■ A block of data ■
__________________________________________________

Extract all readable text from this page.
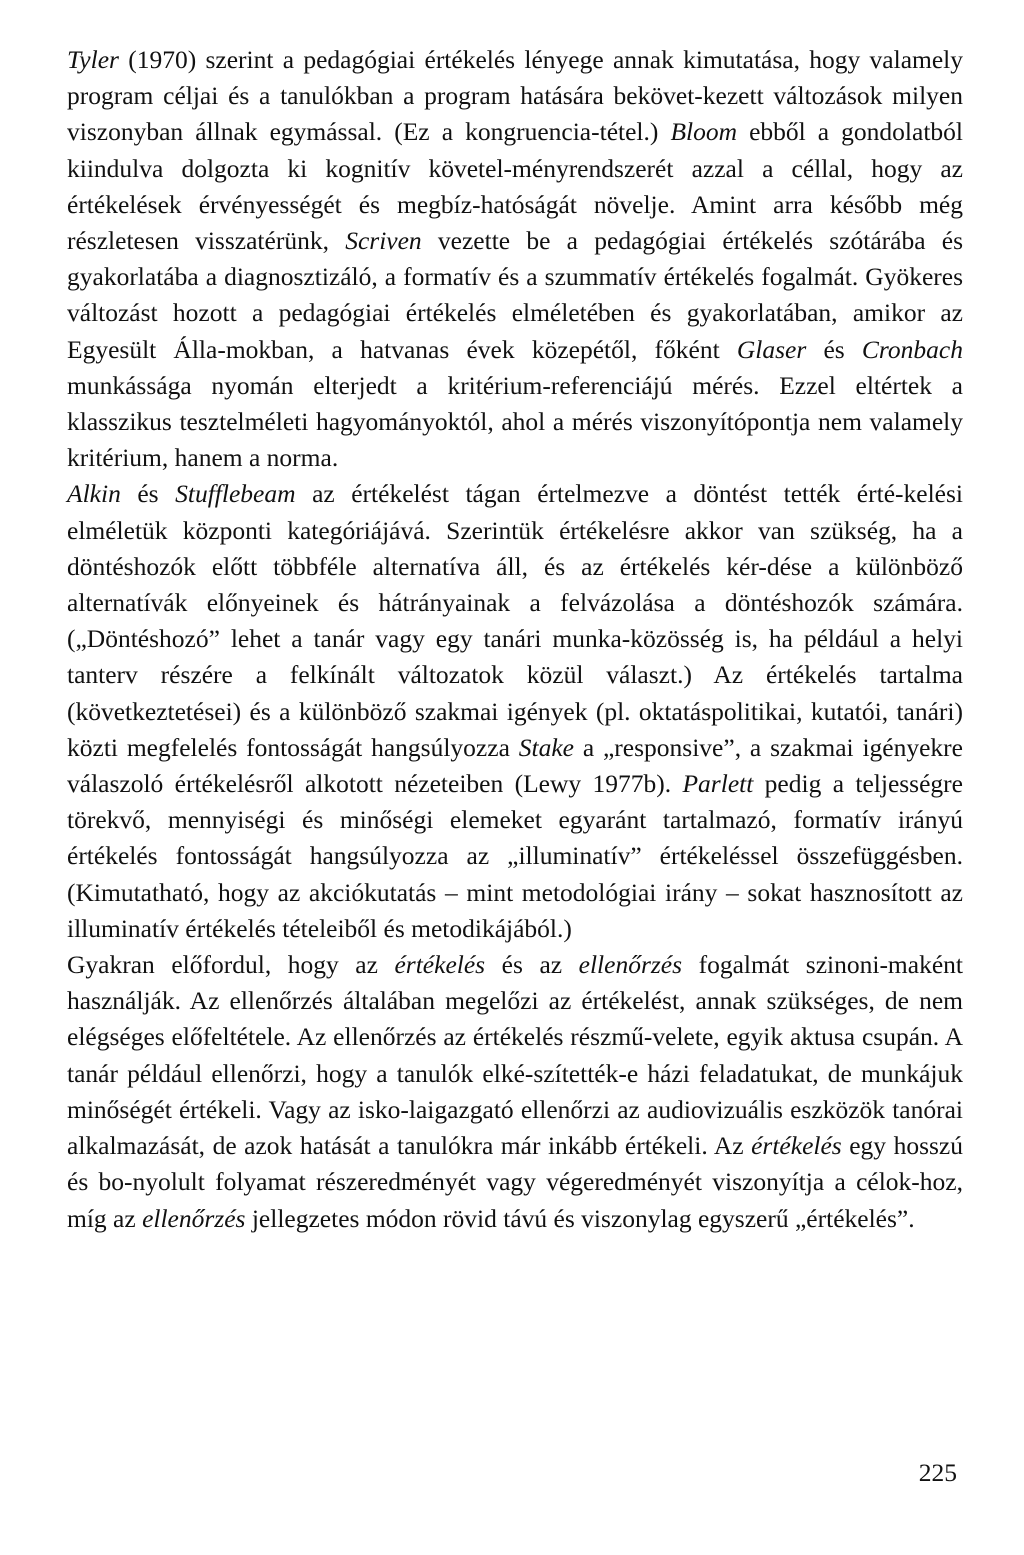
Tyler (1970) szerint a pedagógiai értékelés lényege annak kimutatása, hogy valamely program céljai és a tanulókban a program hatására bekövet-kezett változások milyen viszonyban állnak egymással. (Ez a kongruencia-tétel.) Bloom ebből a gondolatból kiindulva dolgozta ki kognitív követel-ményrendszerét azzal a céllal, hogy az értékelések érvényességét és megbíz-hatóságát növelje. Amint arra később még részletesen visszatérünk, Scriven vezette be a pedagógiai értékelés szótárába és gyakorlatába a diagnosztizáló, a formatív és a szummatív értékelés fogalmát. Gyökeres változást hozott a pedagógiai értékelés elméletében és gyakorlatában, amikor az Egyesült Álla-mokban, a hatvanas évek közepétől, főként Glaser és Cronbach munkássága nyomán elterjedt a kritérium-referenciájú mérés. Ezzel eltértek a klasszikus tesztelméleti hagyományoktól, ahol a mérés viszonyítópontja nem valamely kritérium, hanem a norma.

Alkin és Stufflebeam az értékelést tágan értelmezve a döntést tették érté-kelési elméletük központi kategóriájává. Szerintük értékelésre akkor van szükség, ha a döntéshozók előtt többféle alternatíva áll, és az értékelés kér-dése a különböző alternatívák előnyeinek és hátrányainak a felvázolása a döntéshozók számára. („Döntéshozó” lehet a tanár vagy egy tanári munka-közösség is, ha például a helyi tanterv részére a felkínált változatok közül választ.) Az értékelés tartalma (következtetései) és a különböző szakmai igények (pl. oktatáspolitikai, kutatói, tanári) közti megfelelés fontosságát hangsúlyozza Stake a „responsive”, a szakmai igényekre válaszoló értékelésről alkotott nézeteiben (Lewy 1977b). Parlett pedig a teljességre törekvő, mennyiségi és minőségi elemeket egyaránt tartalmazó, formatív irányú értékelés fontosságát hangsúlyozza az „illuminatív” értékeléssel összefüggésben. (Kimutatható, hogy az akciókutatás – mint metodológiai irány – sokat hasznosított az illuminatív értékelés tételeiből és metodikájából.)

Gyakran előfordul, hogy az értékelés és az ellenőrzés fogalmát szinoni-maként használják. Az ellenőrzés általában megelőzi az értékelést, annak szükséges, de nem elégséges előfeltétele. Az ellenőrzés az értékelés részmű-velete, egyik aktusa csupán. A tanár például ellenőrzi, hogy a tanulók elké-szítették-e házi feladatukat, de munkájuk minőségét értékeli. Vagy az isko-laigazgató ellenőrzi az audiovizuális eszközök tanórai alkalmazását, de azok hatását a tanulókra már inkább értékeli. Az értékelés egy hosszú és bo-nyolult folyamat részeredményét vagy végeredményét viszonyítja a célok-hoz, míg az ellenőrzés jellegzetes módon rövid távú és viszonylag egyszerű „értékelés”.

225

__________________________________________________

■ PROMPT ■
Your copy of the data should match it exactly, except that pictures are left out.

■ RESULT FOR THIS EXERCISE ■
Extract all readable text from this page.
Tyler (1970) szerint a pedagógiai értékelés lényege annak kimutatása, hogy valamely program céljai és a tanulókban a program hatására bekövet-kezett változások milyen viszonyban állnak egymással. (Ez a kongruencia-tétel.) Bloom ebből a gondolatból kiindulva dolgozta ki kognitív követel-ményrendszerét azzal a céllal, hogy az értékelések érvényességét és megbíz-hatóságát növelje. Amint arra később még részletesen visszatérünk, Scriven vezette be a pedagógiai értékelés szótárába és gyakorlatába a diagnosztizáló, a formatív és a szummatív értékelés fogalmát. Gyökeres változást hozott a pedagógiai értékelés elméletében és gyakorlatában, amikor az Egyesült Álla-mokban, a hatvanas évek közepétől, főként Glaser és Cronbach munkássága nyomán elterjedt a kritérium-referenciájú mérés. Ezzel eltértek a klasszikus tesztelméleti hagyományoktól, ahol a mérés viszonyítópontja nem valamely kritérium, hanem a norma.

Alkin és Stufflebeam az értékelést tágan értelmezve a döntést tették érté-kelési elméletük központi kategóriájává. Szerintük értékelésre akkor van szükség, ha a döntéshozók előtt többféle alternatíva áll, és az értékelés kér-dése a különböző alternatívák előnyeinek és hátrányainak a felvázolása a döntéshozók számára. („Döntéshozó” lehet a tanár vagy egy tanári munka-közösség is, ha például a helyi tanterv részére a felkínált változatok közül választ.) Az értékelés tartalma (következtetései) és a különböző szakmai igények (pl. oktatáspolitikai, kutatói, tanári) közti megfelelés fontosságát hangsúlyozza Stake a „responsive”, a szakmai igényekre válaszoló értékelésről alkotott nézeteiben (Lewy 1977b). Parlett pedig a teljességre törekvő, mennyiségi és minőségi elemeket egyaránt tartalmazó, formatív irányú értékelés fontosságát hangsúlyozza az „illuminatív” értékeléssel összefüggésben. (Kimutatható, hogy az akciókutatás – mint metodológiai irány – sokat hasznosított az illuminatív értékelés tételeiből és metodikájából.)

Gyakran előfordul, hogy az értékelés és az ellenőrzés fogalmát szinoni-maként használják. Az ellenőrzés általában megelőzi az értékelést, annak szükséges, de nem elégséges előfeltétele. Az ellenőrzés az értékelés részmű-velete, egyik aktusa csupán. A tanár például ellenőrzi, hogy a tanulók elké-szítették-e házi feladatukat, de munkájuk minőségét értékeli. Vagy az isko-laigazgató ellenőrzi az audiovizuális eszközök tanórai alkalmazását, de azok hatását a tanulókra már inkább értékeli. Az értékelés egy hosszú és bo-nyolult folyamat részeredményét vagy végeredményét viszonyítja a célok-hoz, míg az ellenőrzés jellegzetes módon rövid távú és viszonylag egyszerű „értékelés”.

225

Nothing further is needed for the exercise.